Stored entries:
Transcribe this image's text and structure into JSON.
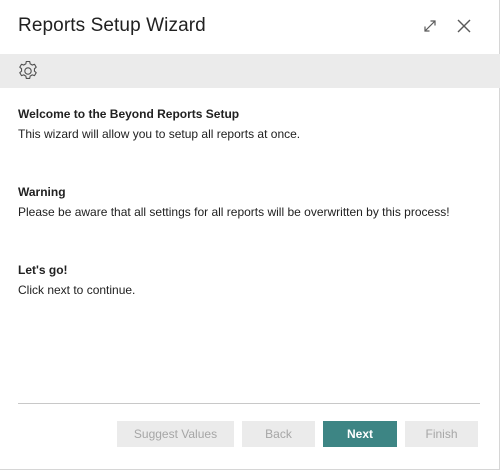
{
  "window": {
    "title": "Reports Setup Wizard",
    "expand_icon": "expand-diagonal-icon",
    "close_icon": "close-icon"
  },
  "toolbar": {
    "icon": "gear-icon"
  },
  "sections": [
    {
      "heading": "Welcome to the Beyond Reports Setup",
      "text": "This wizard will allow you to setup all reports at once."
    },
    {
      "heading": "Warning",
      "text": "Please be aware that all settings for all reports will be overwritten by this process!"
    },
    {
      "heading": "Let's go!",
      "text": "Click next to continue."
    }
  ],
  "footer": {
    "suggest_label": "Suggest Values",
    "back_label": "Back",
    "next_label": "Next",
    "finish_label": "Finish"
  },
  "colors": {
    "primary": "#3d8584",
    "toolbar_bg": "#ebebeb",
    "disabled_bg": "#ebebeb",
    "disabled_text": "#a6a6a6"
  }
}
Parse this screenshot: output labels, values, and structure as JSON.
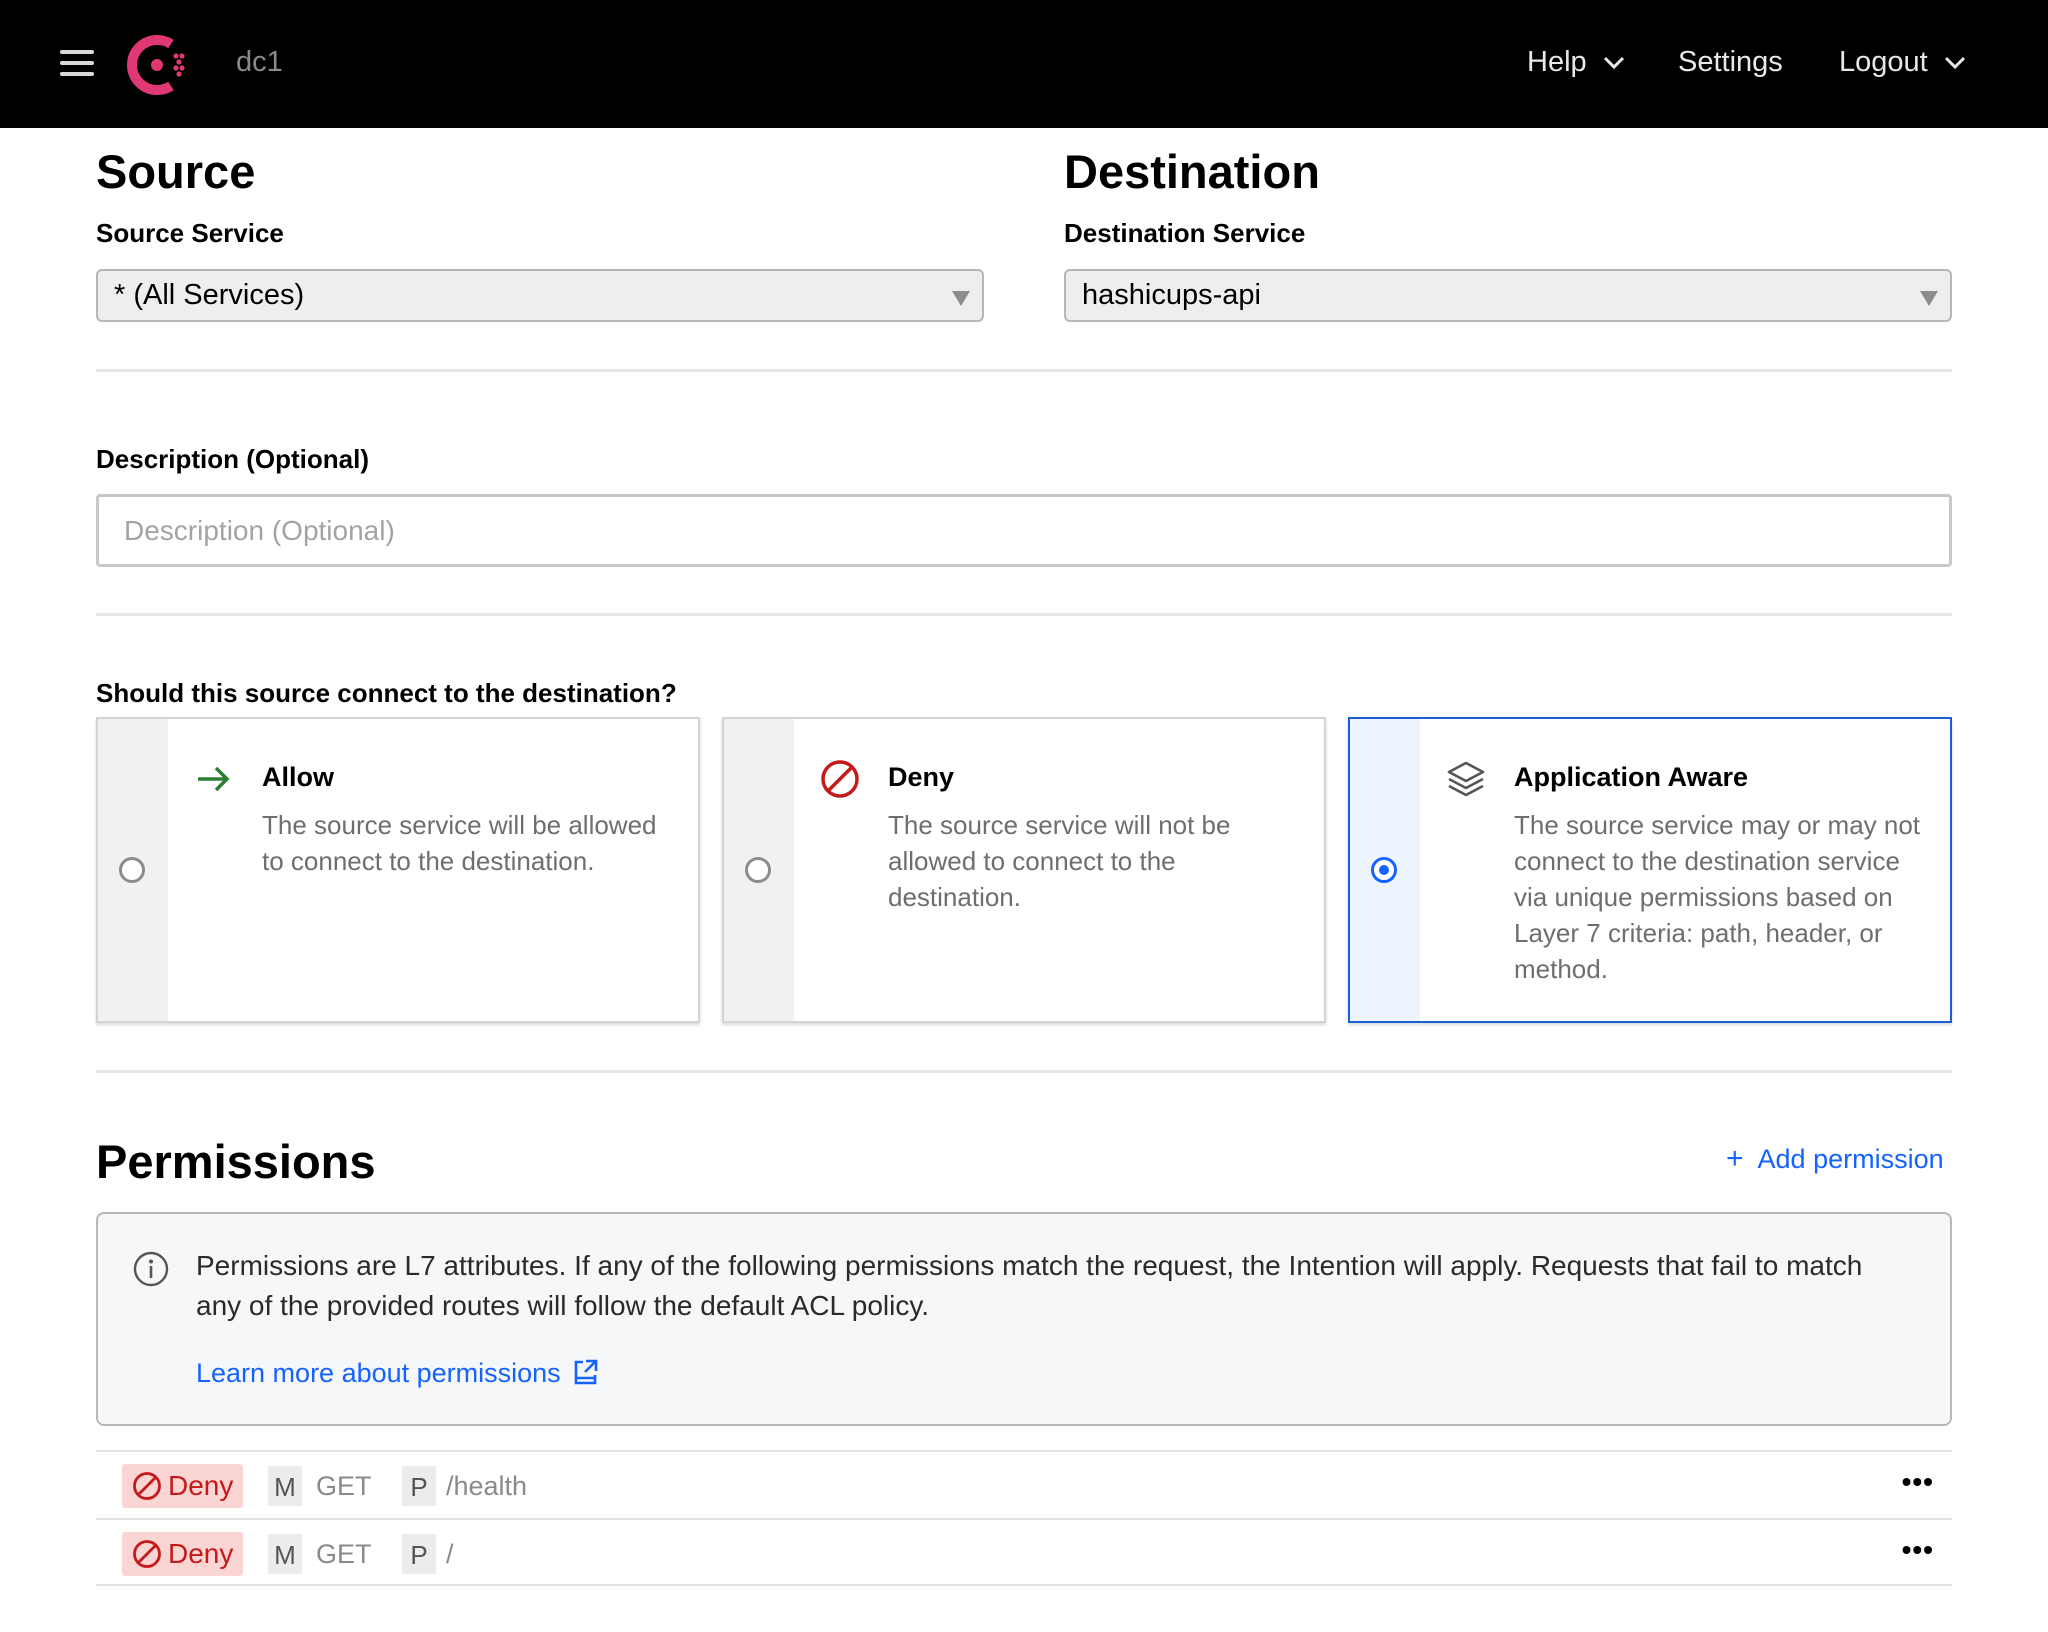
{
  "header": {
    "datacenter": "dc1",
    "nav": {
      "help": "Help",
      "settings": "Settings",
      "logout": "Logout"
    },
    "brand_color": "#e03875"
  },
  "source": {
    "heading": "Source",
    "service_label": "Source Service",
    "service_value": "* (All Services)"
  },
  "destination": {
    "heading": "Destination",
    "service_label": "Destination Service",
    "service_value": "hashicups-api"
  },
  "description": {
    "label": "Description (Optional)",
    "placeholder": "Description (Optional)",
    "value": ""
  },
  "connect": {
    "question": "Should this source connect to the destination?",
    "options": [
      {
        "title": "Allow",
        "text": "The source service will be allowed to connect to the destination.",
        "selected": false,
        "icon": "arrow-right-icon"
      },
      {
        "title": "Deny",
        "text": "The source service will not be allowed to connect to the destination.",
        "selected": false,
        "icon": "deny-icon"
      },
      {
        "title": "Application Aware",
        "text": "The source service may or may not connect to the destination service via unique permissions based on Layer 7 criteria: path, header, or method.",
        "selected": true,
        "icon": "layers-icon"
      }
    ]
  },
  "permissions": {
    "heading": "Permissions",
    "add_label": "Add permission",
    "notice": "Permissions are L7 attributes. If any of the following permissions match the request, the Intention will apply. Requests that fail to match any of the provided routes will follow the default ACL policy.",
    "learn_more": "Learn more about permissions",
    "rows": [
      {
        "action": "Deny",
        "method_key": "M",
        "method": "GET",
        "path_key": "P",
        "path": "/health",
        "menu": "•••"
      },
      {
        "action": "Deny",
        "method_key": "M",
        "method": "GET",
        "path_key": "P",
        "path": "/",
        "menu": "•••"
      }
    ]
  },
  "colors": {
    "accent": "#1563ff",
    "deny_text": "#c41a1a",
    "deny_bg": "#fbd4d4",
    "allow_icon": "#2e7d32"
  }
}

Directions >> Copy out the entries verbatim and leave the images out.

Full response >>
Transcribe this image's text and structure into JSON.
{
  "window": {
    "title": "Reports Setup Wizard",
    "expand_icon": "expand-diagonal-icon",
    "close_icon": "close-icon"
  },
  "toolbar": {
    "icon": "gear-icon"
  },
  "sections": [
    {
      "heading": "Welcome to the Beyond Reports Setup",
      "text": "This wizard will allow you to setup all reports at once."
    },
    {
      "heading": "Warning",
      "text": "Please be aware that all settings for all reports will be overwritten by this process!"
    },
    {
      "heading": "Let's go!",
      "text": "Click next to continue."
    }
  ],
  "footer": {
    "suggest_label": "Suggest Values",
    "back_label": "Back",
    "next_label": "Next",
    "finish_label": "Finish"
  },
  "colors": {
    "primary": "#3d8584",
    "toolbar_bg": "#ebebeb",
    "disabled_bg": "#ebebeb",
    "disabled_text": "#a6a6a6"
  }
}
Parse this screenshot: output labels, values, and structure as JSON.
{
  "header": {
    "datacenter": "dc1",
    "nav": {
      "help": "Help",
      "settings": "Settings",
      "logout": "Logout"
    },
    "brand_color": "#e03875"
  },
  "source": {
    "heading": "Source",
    "service_label": "Source Service",
    "service_value": "* (All Services)"
  },
  "destination": {
    "heading": "Destination",
    "service_label": "Destination Service",
    "service_value": "hashicups-api"
  },
  "description": {
    "label": "Description (Optional)",
    "placeholder": "Description (Optional)",
    "value": ""
  },
  "connect": {
    "question": "Should this source connect to the destination?",
    "options": [
      {
        "title": "Allow",
        "text": "The source service will be allowed to connect to the destination.",
        "selected": false,
        "icon": "arrow-right-icon"
      },
      {
        "title": "Deny",
        "text": "The source service will not be allowed to connect to the destination.",
        "selected": false,
        "icon": "deny-icon"
      },
      {
        "title": "Application Aware",
        "text": "The source service may or may not connect to the destination service via unique permissions based on Layer 7 criteria: path, header, or method.",
        "selected": true,
        "icon": "layers-icon"
      }
    ]
  },
  "permissions": {
    "heading": "Permissions",
    "add_label": "Add permission",
    "notice": "Permissions are L7 attributes. If any of the following permissions match the request, the Intention will apply. Requests that fail to match any of the provided routes will follow the default ACL policy.",
    "learn_more": "Learn more about permissions",
    "rows": [
      {
        "action": "Deny",
        "method_key": "M",
        "method": "GET",
        "path_key": "P",
        "path": "/health",
        "menu": "•••"
      },
      {
        "action": "Deny",
        "method_key": "M",
        "method": "GET",
        "path_key": "P",
        "path": "/",
        "menu": "•••"
      }
    ]
  },
  "colors": {
    "accent": "#1563ff",
    "deny_text": "#c41a1a",
    "deny_bg": "#fbd4d4",
    "allow_icon": "#2e7d32"
  }
}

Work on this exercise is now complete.